A block of data
>> start
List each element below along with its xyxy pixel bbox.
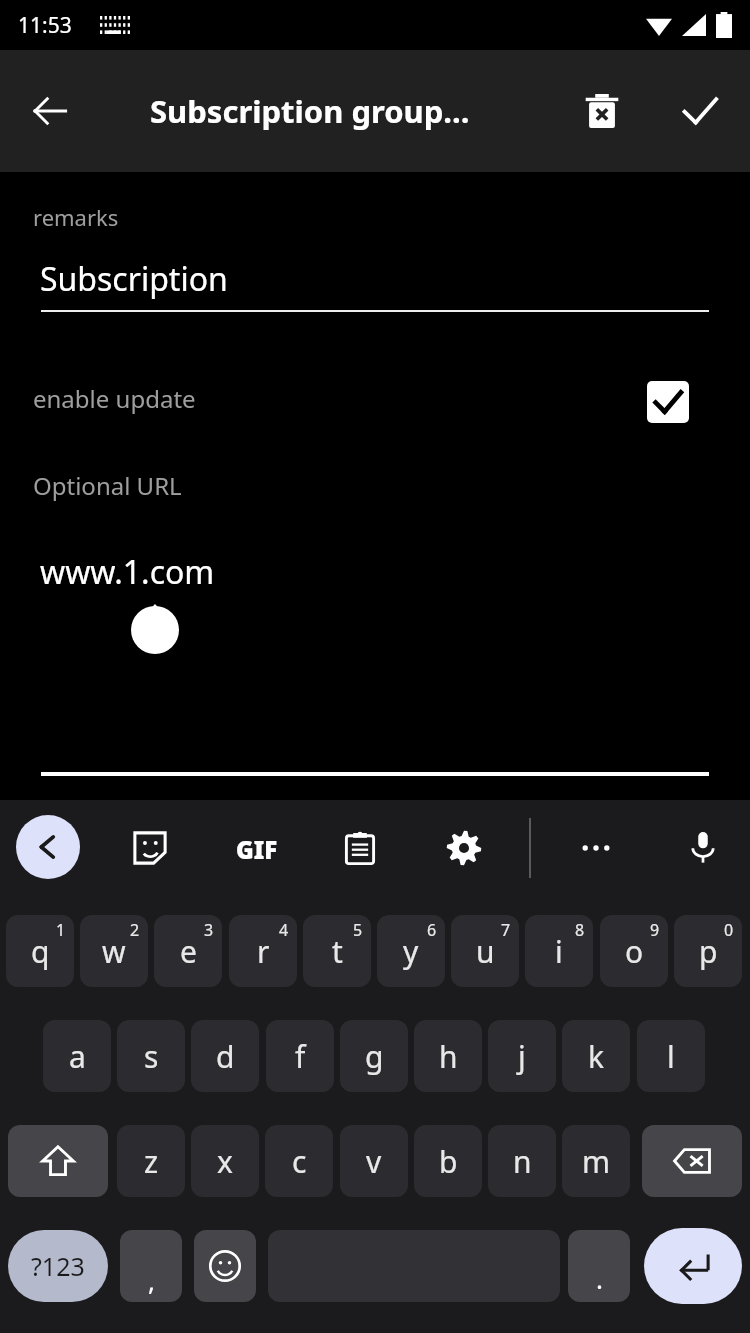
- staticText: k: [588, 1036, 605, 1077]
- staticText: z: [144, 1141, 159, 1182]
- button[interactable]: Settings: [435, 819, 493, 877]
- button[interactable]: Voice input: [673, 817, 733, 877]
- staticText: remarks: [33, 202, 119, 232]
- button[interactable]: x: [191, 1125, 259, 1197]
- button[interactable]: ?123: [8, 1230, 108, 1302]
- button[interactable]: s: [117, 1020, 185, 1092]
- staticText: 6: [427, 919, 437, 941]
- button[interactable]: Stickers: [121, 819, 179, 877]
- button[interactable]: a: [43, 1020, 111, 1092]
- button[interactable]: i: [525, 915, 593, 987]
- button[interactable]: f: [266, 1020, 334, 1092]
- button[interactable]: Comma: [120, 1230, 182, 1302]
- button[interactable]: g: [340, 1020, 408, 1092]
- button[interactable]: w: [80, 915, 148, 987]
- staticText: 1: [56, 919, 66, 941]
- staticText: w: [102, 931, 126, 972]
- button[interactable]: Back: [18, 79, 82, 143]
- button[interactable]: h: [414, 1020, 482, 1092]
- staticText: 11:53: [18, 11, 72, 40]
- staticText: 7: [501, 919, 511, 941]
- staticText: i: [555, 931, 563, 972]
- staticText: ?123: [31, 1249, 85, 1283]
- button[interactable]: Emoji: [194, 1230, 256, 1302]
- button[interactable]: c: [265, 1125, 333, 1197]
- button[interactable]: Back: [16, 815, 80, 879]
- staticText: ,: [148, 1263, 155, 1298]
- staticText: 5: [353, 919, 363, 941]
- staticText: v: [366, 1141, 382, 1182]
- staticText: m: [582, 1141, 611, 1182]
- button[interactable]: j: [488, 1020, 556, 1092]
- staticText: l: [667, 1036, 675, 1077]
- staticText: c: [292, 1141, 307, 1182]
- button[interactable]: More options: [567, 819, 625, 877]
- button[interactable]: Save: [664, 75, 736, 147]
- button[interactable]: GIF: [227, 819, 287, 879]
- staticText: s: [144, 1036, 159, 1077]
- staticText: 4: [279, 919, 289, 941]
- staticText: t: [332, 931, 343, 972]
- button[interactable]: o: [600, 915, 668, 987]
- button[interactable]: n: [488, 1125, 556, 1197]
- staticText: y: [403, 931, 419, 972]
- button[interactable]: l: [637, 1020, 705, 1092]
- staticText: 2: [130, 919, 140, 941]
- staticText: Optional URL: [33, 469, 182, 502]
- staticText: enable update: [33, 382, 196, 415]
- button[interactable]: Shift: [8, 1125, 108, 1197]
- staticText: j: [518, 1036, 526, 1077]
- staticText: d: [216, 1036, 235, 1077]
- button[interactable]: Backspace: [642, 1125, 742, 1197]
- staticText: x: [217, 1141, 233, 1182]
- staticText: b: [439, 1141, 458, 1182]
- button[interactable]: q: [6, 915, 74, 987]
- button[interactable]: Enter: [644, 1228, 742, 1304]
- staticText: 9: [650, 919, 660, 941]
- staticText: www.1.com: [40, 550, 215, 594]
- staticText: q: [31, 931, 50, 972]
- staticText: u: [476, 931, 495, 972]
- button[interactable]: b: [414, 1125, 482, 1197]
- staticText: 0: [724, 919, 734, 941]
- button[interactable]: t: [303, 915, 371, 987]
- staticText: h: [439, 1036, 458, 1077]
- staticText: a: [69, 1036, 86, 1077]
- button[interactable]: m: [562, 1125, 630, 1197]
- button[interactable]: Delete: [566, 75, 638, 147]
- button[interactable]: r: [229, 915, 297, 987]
>> end
> [EXERCISE TASK]
Reproduce every line of the entries above verbatim, omitting the picture.

> [ANSWER TO THE TASK]
List each element below along with its xyxy pixel bbox.
- staticText: k: [588, 1036, 605, 1077]
- staticText: z: [144, 1141, 159, 1182]
- button[interactable]: Settings: [435, 819, 493, 877]
- button[interactable]: Voice input: [673, 817, 733, 877]
- staticText: remarks: [33, 202, 119, 232]
- button[interactable]: x: [191, 1125, 259, 1197]
- button[interactable]: ?123: [8, 1230, 108, 1302]
- button[interactable]: s: [117, 1020, 185, 1092]
- staticText: 6: [427, 919, 437, 941]
- button[interactable]: Stickers: [121, 819, 179, 877]
- button[interactable]: a: [43, 1020, 111, 1092]
- button[interactable]: i: [525, 915, 593, 987]
- button[interactable]: f: [266, 1020, 334, 1092]
- button[interactable]: Comma: [120, 1230, 182, 1302]
- button[interactable]: g: [340, 1020, 408, 1092]
- button[interactable]: w: [80, 915, 148, 987]
- staticText: 1: [56, 919, 66, 941]
- staticText: w: [102, 931, 126, 972]
- button[interactable]: Back: [18, 79, 82, 143]
- button[interactable]: h: [414, 1020, 482, 1092]
- staticText: 11:53: [18, 11, 72, 40]
- staticText: 7: [501, 919, 511, 941]
- staticText: i: [555, 931, 563, 972]
- staticText: ?123: [31, 1249, 85, 1283]
- button[interactable]: Emoji: [194, 1230, 256, 1302]
- button[interactable]: c: [265, 1125, 333, 1197]
- button[interactable]: Back: [16, 815, 80, 879]
- staticText: ,: [148, 1263, 155, 1298]
- staticText: 5: [353, 919, 363, 941]
- staticText: v: [366, 1141, 382, 1182]
- staticText: m: [582, 1141, 611, 1182]
- button[interactable]: j: [488, 1020, 556, 1092]
- staticText: l: [667, 1036, 675, 1077]
- staticText: c: [292, 1141, 307, 1182]
- button[interactable]: More options: [567, 819, 625, 877]
- button[interactable]: Save: [664, 75, 736, 147]
- button[interactable]: GIF: [227, 819, 287, 879]
- staticText: s: [144, 1036, 159, 1077]
- staticText: 4: [279, 919, 289, 941]
- staticText: t: [332, 931, 343, 972]
- button[interactable]: o: [600, 915, 668, 987]
- button[interactable]: n: [488, 1125, 556, 1197]
- staticText: y: [403, 931, 419, 972]
- button[interactable]: l: [637, 1020, 705, 1092]
- staticText: 2: [130, 919, 140, 941]
- staticText: Optional URL: [33, 469, 182, 502]
- staticText: enable update: [33, 382, 196, 415]
- button[interactable]: Shift: [8, 1125, 108, 1197]
- staticText: j: [518, 1036, 526, 1077]
- staticText: d: [216, 1036, 235, 1077]
- button[interactable]: Backspace: [642, 1125, 742, 1197]
- staticText: x: [217, 1141, 233, 1182]
- staticText: b: [439, 1141, 458, 1182]
- button[interactable]: q: [6, 915, 74, 987]
- button[interactable]: Enter: [644, 1228, 742, 1304]
- staticText: 9: [650, 919, 660, 941]
- staticText: www.1.com: [40, 550, 215, 594]
- staticText: q: [31, 931, 50, 972]
- staticText: u: [476, 931, 495, 972]
- button[interactable]: b: [414, 1125, 482, 1197]
- staticText: 0: [724, 919, 734, 941]
- button[interactable]: t: [303, 915, 371, 987]
- staticText: h: [439, 1036, 458, 1077]
- staticText: a: [69, 1036, 86, 1077]
- button[interactable]: m: [562, 1125, 630, 1197]
- button[interactable]: Delete: [566, 75, 638, 147]
- button[interactable]: r: [229, 915, 297, 987]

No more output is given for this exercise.